Exercise data:
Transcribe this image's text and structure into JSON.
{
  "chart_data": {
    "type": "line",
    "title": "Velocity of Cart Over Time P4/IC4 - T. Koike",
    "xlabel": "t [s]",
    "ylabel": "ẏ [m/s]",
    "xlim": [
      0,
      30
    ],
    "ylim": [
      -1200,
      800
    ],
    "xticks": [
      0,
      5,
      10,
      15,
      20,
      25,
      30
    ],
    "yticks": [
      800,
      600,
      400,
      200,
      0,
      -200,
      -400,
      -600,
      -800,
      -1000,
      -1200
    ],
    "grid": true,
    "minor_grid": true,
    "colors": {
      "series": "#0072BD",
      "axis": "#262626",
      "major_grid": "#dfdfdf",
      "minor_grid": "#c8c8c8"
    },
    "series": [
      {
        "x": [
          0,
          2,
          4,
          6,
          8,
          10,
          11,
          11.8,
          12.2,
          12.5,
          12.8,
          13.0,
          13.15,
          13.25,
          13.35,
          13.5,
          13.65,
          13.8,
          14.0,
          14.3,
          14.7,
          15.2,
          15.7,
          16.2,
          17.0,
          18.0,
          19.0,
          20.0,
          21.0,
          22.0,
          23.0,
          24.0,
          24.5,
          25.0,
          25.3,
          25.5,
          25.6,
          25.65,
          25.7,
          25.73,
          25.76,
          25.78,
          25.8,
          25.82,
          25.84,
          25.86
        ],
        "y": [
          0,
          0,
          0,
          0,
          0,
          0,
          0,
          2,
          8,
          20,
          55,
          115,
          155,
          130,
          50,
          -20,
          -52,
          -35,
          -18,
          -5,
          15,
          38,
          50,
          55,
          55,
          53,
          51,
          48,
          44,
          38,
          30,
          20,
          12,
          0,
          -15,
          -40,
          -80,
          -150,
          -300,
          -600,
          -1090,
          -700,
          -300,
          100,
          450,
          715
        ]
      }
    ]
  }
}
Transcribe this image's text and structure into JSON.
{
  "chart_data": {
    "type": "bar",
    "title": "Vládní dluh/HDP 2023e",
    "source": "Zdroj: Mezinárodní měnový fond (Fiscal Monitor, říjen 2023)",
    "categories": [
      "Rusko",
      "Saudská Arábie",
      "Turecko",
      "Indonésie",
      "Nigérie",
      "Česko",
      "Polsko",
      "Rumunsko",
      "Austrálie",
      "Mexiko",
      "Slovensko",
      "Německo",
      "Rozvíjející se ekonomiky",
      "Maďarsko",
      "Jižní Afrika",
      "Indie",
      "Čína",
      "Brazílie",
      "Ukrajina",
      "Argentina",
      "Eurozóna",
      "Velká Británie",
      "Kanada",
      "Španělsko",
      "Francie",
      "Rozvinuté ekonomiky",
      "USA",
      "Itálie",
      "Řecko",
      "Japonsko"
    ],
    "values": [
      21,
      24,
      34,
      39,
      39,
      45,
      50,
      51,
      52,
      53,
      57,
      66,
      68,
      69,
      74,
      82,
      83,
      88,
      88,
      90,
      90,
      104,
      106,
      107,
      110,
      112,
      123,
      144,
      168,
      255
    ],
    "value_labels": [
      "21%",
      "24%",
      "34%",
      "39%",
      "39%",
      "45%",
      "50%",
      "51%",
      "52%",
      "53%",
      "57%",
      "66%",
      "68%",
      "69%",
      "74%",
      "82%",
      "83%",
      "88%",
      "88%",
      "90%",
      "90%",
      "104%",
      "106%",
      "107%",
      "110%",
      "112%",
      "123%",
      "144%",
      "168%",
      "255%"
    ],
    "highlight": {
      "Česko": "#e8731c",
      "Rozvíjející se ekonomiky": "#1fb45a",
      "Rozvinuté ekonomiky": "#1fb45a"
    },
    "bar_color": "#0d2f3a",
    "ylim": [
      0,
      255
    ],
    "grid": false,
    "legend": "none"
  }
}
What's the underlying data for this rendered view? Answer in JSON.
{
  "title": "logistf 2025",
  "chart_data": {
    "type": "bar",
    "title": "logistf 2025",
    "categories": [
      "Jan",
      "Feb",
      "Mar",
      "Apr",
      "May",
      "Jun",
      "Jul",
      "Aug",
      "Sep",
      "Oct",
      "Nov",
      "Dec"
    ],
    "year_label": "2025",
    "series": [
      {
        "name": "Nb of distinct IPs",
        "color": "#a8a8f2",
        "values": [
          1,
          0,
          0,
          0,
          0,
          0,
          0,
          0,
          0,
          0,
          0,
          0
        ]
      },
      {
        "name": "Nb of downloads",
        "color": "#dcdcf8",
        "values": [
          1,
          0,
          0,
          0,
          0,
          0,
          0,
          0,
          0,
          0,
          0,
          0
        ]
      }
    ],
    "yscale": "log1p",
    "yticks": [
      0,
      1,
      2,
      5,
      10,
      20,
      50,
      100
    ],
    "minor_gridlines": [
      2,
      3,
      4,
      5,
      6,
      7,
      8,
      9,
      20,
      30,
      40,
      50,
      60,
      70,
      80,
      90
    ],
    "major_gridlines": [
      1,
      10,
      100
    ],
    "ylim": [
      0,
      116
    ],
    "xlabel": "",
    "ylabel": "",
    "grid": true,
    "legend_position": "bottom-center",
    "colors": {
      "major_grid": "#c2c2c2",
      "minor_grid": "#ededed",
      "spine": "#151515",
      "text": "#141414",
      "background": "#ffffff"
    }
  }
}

Exercise requirements: Of the lines in the entries above, how many include "logistf"? Only the number should be given.

Solution to the problem: 2